■ **SHORT PROBLEM**
Set down each record exactly as written.

(Data entries for graphics)
────────
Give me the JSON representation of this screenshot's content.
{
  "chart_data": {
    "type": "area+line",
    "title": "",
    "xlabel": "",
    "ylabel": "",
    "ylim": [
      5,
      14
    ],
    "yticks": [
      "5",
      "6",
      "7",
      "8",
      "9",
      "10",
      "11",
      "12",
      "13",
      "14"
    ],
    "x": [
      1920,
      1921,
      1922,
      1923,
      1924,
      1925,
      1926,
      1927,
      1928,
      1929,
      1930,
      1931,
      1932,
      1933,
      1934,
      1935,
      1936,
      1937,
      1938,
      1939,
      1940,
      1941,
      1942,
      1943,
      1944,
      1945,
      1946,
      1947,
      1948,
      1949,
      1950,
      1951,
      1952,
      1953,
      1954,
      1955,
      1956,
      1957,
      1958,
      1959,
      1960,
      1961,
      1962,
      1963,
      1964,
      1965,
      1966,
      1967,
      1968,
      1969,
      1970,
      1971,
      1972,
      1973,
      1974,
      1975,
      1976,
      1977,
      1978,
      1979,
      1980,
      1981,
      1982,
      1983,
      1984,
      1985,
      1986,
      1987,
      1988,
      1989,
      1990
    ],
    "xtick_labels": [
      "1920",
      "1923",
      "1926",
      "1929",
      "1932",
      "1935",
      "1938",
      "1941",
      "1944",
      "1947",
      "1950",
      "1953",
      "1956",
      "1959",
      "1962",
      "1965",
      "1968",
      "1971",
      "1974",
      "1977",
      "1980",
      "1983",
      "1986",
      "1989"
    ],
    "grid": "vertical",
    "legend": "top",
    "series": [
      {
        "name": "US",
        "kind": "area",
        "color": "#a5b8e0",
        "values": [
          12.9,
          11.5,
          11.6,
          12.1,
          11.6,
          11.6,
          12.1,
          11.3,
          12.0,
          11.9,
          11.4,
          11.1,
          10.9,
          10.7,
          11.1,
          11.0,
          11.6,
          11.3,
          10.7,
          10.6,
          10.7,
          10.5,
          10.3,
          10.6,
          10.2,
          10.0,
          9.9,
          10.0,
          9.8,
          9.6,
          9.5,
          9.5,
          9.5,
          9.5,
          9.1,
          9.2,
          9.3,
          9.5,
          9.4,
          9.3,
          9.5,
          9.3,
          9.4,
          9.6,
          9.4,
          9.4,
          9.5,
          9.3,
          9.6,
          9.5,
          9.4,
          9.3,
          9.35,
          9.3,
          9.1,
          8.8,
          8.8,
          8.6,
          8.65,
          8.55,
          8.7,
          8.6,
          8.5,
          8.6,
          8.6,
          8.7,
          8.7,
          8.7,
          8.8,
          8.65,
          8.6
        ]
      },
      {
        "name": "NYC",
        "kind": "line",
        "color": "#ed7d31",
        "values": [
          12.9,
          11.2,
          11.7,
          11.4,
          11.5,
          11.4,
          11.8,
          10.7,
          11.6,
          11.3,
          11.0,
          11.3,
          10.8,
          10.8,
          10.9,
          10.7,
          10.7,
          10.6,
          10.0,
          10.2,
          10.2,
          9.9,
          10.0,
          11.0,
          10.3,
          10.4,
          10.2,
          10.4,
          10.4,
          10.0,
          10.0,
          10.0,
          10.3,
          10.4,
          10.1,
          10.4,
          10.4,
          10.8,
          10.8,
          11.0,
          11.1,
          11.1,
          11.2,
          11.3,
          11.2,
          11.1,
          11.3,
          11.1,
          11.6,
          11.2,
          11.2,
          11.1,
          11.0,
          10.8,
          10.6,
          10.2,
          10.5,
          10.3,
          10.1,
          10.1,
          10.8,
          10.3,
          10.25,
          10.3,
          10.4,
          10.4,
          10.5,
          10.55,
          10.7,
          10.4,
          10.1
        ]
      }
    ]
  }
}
────────
■ **RESPONSE TO THIS TASK**
Give me the JSON representation of this screenshot's content.
{
  "chart_data": {
    "type": "area+line",
    "title": "",
    "xlabel": "",
    "ylabel": "",
    "ylim": [
      5,
      14
    ],
    "yticks": [
      "5",
      "6",
      "7",
      "8",
      "9",
      "10",
      "11",
      "12",
      "13",
      "14"
    ],
    "x": [
      1920,
      1921,
      1922,
      1923,
      1924,
      1925,
      1926,
      1927,
      1928,
      1929,
      1930,
      1931,
      1932,
      1933,
      1934,
      1935,
      1936,
      1937,
      1938,
      1939,
      1940,
      1941,
      1942,
      1943,
      1944,
      1945,
      1946,
      1947,
      1948,
      1949,
      1950,
      1951,
      1952,
      1953,
      1954,
      1955,
      1956,
      1957,
      1958,
      1959,
      1960,
      1961,
      1962,
      1963,
      1964,
      1965,
      1966,
      1967,
      1968,
      1969,
      1970,
      1971,
      1972,
      1973,
      1974,
      1975,
      1976,
      1977,
      1978,
      1979,
      1980,
      1981,
      1982,
      1983,
      1984,
      1985,
      1986,
      1987,
      1988,
      1989,
      1990
    ],
    "xtick_labels": [
      "1920",
      "1923",
      "1926",
      "1929",
      "1932",
      "1935",
      "1938",
      "1941",
      "1944",
      "1947",
      "1950",
      "1953",
      "1956",
      "1959",
      "1962",
      "1965",
      "1968",
      "1971",
      "1974",
      "1977",
      "1980",
      "1983",
      "1986",
      "1989"
    ],
    "grid": "vertical",
    "legend": "top",
    "series": [
      {
        "name": "US",
        "kind": "area",
        "color": "#a5b8e0",
        "values": [
          12.9,
          11.5,
          11.6,
          12.1,
          11.6,
          11.6,
          12.1,
          11.3,
          12.0,
          11.9,
          11.4,
          11.1,
          10.9,
          10.7,
          11.1,
          11.0,
          11.6,
          11.3,
          10.7,
          10.6,
          10.7,
          10.5,
          10.3,
          10.6,
          10.2,
          10.0,
          9.9,
          10.0,
          9.8,
          9.6,
          9.5,
          9.5,
          9.5,
          9.5,
          9.1,
          9.2,
          9.3,
          9.5,
          9.4,
          9.3,
          9.5,
          9.3,
          9.4,
          9.6,
          9.4,
          9.4,
          9.5,
          9.3,
          9.6,
          9.5,
          9.4,
          9.3,
          9.35,
          9.3,
          9.1,
          8.8,
          8.8,
          8.6,
          8.65,
          8.55,
          8.7,
          8.6,
          8.5,
          8.6,
          8.6,
          8.7,
          8.7,
          8.7,
          8.8,
          8.65,
          8.6
        ]
      },
      {
        "name": "NYC",
        "kind": "line",
        "color": "#ed7d31",
        "values": [
          12.9,
          11.2,
          11.7,
          11.4,
          11.5,
          11.4,
          11.8,
          10.7,
          11.6,
          11.3,
          11.0,
          11.3,
          10.8,
          10.8,
          10.9,
          10.7,
          10.7,
          10.6,
          10.0,
          10.2,
          10.2,
          9.9,
          10.0,
          11.0,
          10.3,
          10.4,
          10.2,
          10.4,
          10.4,
          10.0,
          10.0,
          10.0,
          10.3,
          10.4,
          10.1,
          10.4,
          10.4,
          10.8,
          10.8,
          11.0,
          11.1,
          11.1,
          11.2,
          11.3,
          11.2,
          11.1,
          11.3,
          11.1,
          11.6,
          11.2,
          11.2,
          11.1,
          11.0,
          10.8,
          10.6,
          10.2,
          10.5,
          10.3,
          10.1,
          10.1,
          10.8,
          10.3,
          10.25,
          10.3,
          10.4,
          10.4,
          10.5,
          10.55,
          10.7,
          10.4,
          10.1
        ]
      }
    ]
  }
}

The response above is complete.